# [WORK TO COMPLETE]
All of the records below should be output exactly.
───── ENTRIES SUPPLIED
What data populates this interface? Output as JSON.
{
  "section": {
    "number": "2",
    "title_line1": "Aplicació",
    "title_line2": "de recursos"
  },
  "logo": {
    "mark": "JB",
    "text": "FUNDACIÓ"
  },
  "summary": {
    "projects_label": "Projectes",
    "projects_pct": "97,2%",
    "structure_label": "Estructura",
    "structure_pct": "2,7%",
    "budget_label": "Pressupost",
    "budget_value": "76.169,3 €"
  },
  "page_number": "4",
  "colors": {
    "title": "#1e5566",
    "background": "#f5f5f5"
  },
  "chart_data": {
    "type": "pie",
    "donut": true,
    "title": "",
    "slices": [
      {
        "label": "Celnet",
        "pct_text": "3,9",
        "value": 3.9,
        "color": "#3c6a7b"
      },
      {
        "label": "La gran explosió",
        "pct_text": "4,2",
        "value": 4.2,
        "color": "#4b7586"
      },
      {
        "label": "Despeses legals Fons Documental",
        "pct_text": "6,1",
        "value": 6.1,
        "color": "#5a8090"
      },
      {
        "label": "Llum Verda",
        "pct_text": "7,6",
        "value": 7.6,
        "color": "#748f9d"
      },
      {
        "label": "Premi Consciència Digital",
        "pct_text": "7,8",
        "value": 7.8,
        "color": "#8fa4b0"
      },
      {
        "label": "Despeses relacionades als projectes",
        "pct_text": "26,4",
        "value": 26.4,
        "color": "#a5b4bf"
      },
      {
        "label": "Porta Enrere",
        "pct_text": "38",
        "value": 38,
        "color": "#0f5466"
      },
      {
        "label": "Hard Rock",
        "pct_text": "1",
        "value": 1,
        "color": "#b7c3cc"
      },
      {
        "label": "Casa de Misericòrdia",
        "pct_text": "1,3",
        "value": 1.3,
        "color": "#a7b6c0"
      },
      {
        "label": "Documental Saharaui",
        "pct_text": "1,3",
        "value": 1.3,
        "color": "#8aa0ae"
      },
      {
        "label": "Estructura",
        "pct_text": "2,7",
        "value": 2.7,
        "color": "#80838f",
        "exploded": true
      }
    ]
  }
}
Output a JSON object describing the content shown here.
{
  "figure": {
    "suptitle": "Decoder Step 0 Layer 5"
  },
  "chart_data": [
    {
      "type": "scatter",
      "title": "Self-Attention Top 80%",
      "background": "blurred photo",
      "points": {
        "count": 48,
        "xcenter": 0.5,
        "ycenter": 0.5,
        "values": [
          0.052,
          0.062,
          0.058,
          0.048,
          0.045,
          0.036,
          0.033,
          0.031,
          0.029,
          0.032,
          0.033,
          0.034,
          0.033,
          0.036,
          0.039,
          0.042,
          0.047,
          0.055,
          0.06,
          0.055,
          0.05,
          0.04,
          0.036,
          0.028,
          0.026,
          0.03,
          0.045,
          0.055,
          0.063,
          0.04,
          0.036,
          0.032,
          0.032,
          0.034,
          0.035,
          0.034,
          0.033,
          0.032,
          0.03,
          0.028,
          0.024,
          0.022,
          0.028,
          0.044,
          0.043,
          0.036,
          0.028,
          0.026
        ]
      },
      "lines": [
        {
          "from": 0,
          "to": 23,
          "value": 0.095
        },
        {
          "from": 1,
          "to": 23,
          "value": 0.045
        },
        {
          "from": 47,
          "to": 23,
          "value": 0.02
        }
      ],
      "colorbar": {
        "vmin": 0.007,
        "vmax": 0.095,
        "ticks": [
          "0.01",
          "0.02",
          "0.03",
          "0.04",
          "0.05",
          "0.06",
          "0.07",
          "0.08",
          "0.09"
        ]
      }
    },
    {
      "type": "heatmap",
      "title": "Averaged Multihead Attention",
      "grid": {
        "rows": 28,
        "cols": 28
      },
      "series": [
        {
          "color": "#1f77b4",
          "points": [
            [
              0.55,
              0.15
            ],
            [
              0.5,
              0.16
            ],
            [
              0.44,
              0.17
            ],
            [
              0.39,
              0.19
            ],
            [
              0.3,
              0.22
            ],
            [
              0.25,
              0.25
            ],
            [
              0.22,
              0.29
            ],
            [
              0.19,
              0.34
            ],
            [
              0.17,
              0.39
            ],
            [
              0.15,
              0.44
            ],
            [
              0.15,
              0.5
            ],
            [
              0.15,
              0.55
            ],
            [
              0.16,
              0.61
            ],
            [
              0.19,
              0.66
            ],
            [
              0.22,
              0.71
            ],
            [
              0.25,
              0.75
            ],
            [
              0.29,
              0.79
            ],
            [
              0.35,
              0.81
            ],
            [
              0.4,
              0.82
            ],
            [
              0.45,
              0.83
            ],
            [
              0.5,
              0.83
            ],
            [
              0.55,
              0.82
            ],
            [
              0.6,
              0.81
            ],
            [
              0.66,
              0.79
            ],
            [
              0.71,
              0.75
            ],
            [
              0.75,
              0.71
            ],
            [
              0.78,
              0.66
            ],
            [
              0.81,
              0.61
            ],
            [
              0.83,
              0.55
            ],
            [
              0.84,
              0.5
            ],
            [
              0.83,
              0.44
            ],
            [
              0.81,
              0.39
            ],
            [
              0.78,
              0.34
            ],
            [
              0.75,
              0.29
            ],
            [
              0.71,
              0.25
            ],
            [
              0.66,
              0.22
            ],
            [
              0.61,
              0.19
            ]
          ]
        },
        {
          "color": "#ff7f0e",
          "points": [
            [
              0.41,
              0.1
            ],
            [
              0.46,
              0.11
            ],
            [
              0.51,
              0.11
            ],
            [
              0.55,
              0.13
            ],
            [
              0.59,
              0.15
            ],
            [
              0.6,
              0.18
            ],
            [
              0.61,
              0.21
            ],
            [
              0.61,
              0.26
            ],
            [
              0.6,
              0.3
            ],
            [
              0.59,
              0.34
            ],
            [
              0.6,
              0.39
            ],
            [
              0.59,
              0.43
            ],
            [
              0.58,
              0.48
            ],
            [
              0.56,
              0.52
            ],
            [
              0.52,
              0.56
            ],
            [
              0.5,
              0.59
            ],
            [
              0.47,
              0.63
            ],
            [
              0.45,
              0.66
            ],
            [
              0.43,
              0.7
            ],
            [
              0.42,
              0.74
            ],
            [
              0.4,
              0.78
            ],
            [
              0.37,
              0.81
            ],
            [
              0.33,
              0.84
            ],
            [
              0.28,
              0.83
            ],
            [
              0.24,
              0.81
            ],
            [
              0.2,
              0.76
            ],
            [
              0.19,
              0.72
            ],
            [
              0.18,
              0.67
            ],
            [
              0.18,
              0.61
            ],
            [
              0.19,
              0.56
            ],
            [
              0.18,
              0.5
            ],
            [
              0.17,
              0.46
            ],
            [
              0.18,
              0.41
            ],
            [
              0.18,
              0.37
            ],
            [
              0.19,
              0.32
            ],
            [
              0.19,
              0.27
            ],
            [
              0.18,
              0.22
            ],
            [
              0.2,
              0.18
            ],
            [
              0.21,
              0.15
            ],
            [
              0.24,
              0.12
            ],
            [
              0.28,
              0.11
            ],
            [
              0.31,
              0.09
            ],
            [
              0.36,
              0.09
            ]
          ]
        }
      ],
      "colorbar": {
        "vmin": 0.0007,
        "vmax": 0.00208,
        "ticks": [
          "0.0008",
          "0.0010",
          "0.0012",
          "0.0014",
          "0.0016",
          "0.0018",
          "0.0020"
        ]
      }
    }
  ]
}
──────────
# [EXPECTED ANSWER]
What data populates this interface? Output as JSON.
{
  "section": {
    "number": "2",
    "title_line1": "Aplicació",
    "title_line2": "de recursos"
  },
  "logo": {
    "mark": "JB",
    "text": "FUNDACIÓ"
  },
  "summary": {
    "projects_label": "Projectes",
    "projects_pct": "97,2%",
    "structure_label": "Estructura",
    "structure_pct": "2,7%",
    "budget_label": "Pressupost",
    "budget_value": "76.169,3 €"
  },
  "page_number": "4",
  "colors": {
    "title": "#1e5566",
    "background": "#f5f5f5"
  },
  "chart_data": {
    "type": "pie",
    "donut": true,
    "title": "",
    "slices": [
      {
        "label": "Celnet",
        "pct_text": "3,9",
        "value": 3.9,
        "color": "#3c6a7b"
      },
      {
        "label": "La gran explosió",
        "pct_text": "4,2",
        "value": 4.2,
        "color": "#4b7586"
      },
      {
        "label": "Despeses legals Fons Documental",
        "pct_text": "6,1",
        "value": 6.1,
        "color": "#5a8090"
      },
      {
        "label": "Llum Verda",
        "pct_text": "7,6",
        "value": 7.6,
        "color": "#748f9d"
      },
      {
        "label": "Premi Consciència Digital",
        "pct_text": "7,8",
        "value": 7.8,
        "color": "#8fa4b0"
      },
      {
        "label": "Despeses relacionades als projectes",
        "pct_text": "26,4",
        "value": 26.4,
        "color": "#a5b4bf"
      },
      {
        "label": "Porta Enrere",
        "pct_text": "38",
        "value": 38,
        "color": "#0f5466"
      },
      {
        "label": "Hard Rock",
        "pct_text": "1",
        "value": 1,
        "color": "#b7c3cc"
      },
      {
        "label": "Casa de Misericòrdia",
        "pct_text": "1,3",
        "value": 1.3,
        "color": "#a7b6c0"
      },
      {
        "label": "Documental Saharaui",
        "pct_text": "1,3",
        "value": 1.3,
        "color": "#8aa0ae"
      },
      {
        "label": "Estructura",
        "pct_text": "2,7",
        "value": 2.7,
        "color": "#80838f",
        "exploded": true
      }
    ]
  }
}
Output a JSON object describing the content shown here.
{
  "figure": {
    "suptitle": "Decoder Step 0 Layer 5"
  },
  "chart_data": [
    {
      "type": "scatter",
      "title": "Self-Attention Top 80%",
      "background": "blurred photo",
      "points": {
        "count": 48,
        "xcenter": 0.5,
        "ycenter": 0.5,
        "values": [
          0.052,
          0.062,
          0.058,
          0.048,
          0.045,
          0.036,
          0.033,
          0.031,
          0.029,
          0.032,
          0.033,
          0.034,
          0.033,
          0.036,
          0.039,
          0.042,
          0.047,
          0.055,
          0.06,
          0.055,
          0.05,
          0.04,
          0.036,
          0.028,
          0.026,
          0.03,
          0.045,
          0.055,
          0.063,
          0.04,
          0.036,
          0.032,
          0.032,
          0.034,
          0.035,
          0.034,
          0.033,
          0.032,
          0.03,
          0.028,
          0.024,
          0.022,
          0.028,
          0.044,
          0.043,
          0.036,
          0.028,
          0.026
        ]
      },
      "lines": [
        {
          "from": 0,
          "to": 23,
          "value": 0.095
        },
        {
          "from": 1,
          "to": 23,
          "value": 0.045
        },
        {
          "from": 47,
          "to": 23,
          "value": 0.02
        }
      ],
      "colorbar": {
        "vmin": 0.007,
        "vmax": 0.095,
        "ticks": [
          "0.01",
          "0.02",
          "0.03",
          "0.04",
          "0.05",
          "0.06",
          "0.07",
          "0.08",
          "0.09"
        ]
      }
    },
    {
      "type": "heatmap",
      "title": "Averaged Multihead Attention",
      "grid": {
        "rows": 28,
        "cols": 28
      },
      "series": [
        {
          "color": "#1f77b4",
          "points": [
            [
              0.55,
              0.15
            ],
            [
              0.5,
              0.16
            ],
            [
              0.44,
              0.17
            ],
            [
              0.39,
              0.19
            ],
            [
              0.3,
              0.22
            ],
            [
              0.25,
              0.25
            ],
            [
              0.22,
              0.29
            ],
            [
              0.19,
              0.34
            ],
            [
              0.17,
              0.39
            ],
            [
              0.15,
              0.44
            ],
            [
              0.15,
              0.5
            ],
            [
              0.15,
              0.55
            ],
            [
              0.16,
              0.61
            ],
            [
              0.19,
              0.66
            ],
            [
              0.22,
              0.71
            ],
            [
              0.25,
              0.75
            ],
            [
              0.29,
              0.79
            ],
            [
              0.35,
              0.81
            ],
            [
              0.4,
              0.82
            ],
            [
              0.45,
              0.83
            ],
            [
              0.5,
              0.83
            ],
            [
              0.55,
              0.82
            ],
            [
              0.6,
              0.81
            ],
            [
              0.66,
              0.79
            ],
            [
              0.71,
              0.75
            ],
            [
              0.75,
              0.71
            ],
            [
              0.78,
              0.66
            ],
            [
              0.81,
              0.61
            ],
            [
              0.83,
              0.55
            ],
            [
              0.84,
              0.5
            ],
            [
              0.83,
              0.44
            ],
            [
              0.81,
              0.39
            ],
            [
              0.78,
              0.34
            ],
            [
              0.75,
              0.29
            ],
            [
              0.71,
              0.25
            ],
            [
              0.66,
              0.22
            ],
            [
              0.61,
              0.19
            ]
          ]
        },
        {
          "color": "#ff7f0e",
          "points": [
            [
              0.41,
              0.1
            ],
            [
              0.46,
              0.11
            ],
            [
              0.51,
              0.11
            ],
            [
              0.55,
              0.13
            ],
            [
              0.59,
              0.15
            ],
            [
              0.6,
              0.18
            ],
            [
              0.61,
              0.21
            ],
            [
              0.61,
              0.26
            ],
            [
              0.6,
              0.3
            ],
            [
              0.59,
              0.34
            ],
            [
              0.6,
              0.39
            ],
            [
              0.59,
              0.43
            ],
            [
              0.58,
              0.48
            ],
            [
              0.56,
              0.52
            ],
            [
              0.52,
              0.56
            ],
            [
              0.5,
              0.59
            ],
            [
              0.47,
              0.63
            ],
            [
              0.45,
              0.66
            ],
            [
              0.43,
              0.7
            ],
            [
              0.42,
              0.74
            ],
            [
              0.4,
              0.78
            ],
            [
              0.37,
              0.81
            ],
            [
              0.33,
              0.84
            ],
            [
              0.28,
              0.83
            ],
            [
              0.24,
              0.81
            ],
            [
              0.2,
              0.76
            ],
            [
              0.19,
              0.72
            ],
            [
              0.18,
              0.67
            ],
            [
              0.18,
              0.61
            ],
            [
              0.19,
              0.56
            ],
            [
              0.18,
              0.5
            ],
            [
              0.17,
              0.46
            ],
            [
              0.18,
              0.41
            ],
            [
              0.18,
              0.37
            ],
            [
              0.19,
              0.32
            ],
            [
              0.19,
              0.27
            ],
            [
              0.18,
              0.22
            ],
            [
              0.2,
              0.18
            ],
            [
              0.21,
              0.15
            ],
            [
              0.24,
              0.12
            ],
            [
              0.28,
              0.11
            ],
            [
              0.31,
              0.09
            ],
            [
              0.36,
              0.09
            ]
          ]
        }
      ],
      "colorbar": {
        "vmin": 0.0007,
        "vmax": 0.00208,
        "ticks": [
          "0.0008",
          "0.0010",
          "0.0012",
          "0.0014",
          "0.0016",
          "0.0018",
          "0.0020"
        ]
      }
    }
  ]
}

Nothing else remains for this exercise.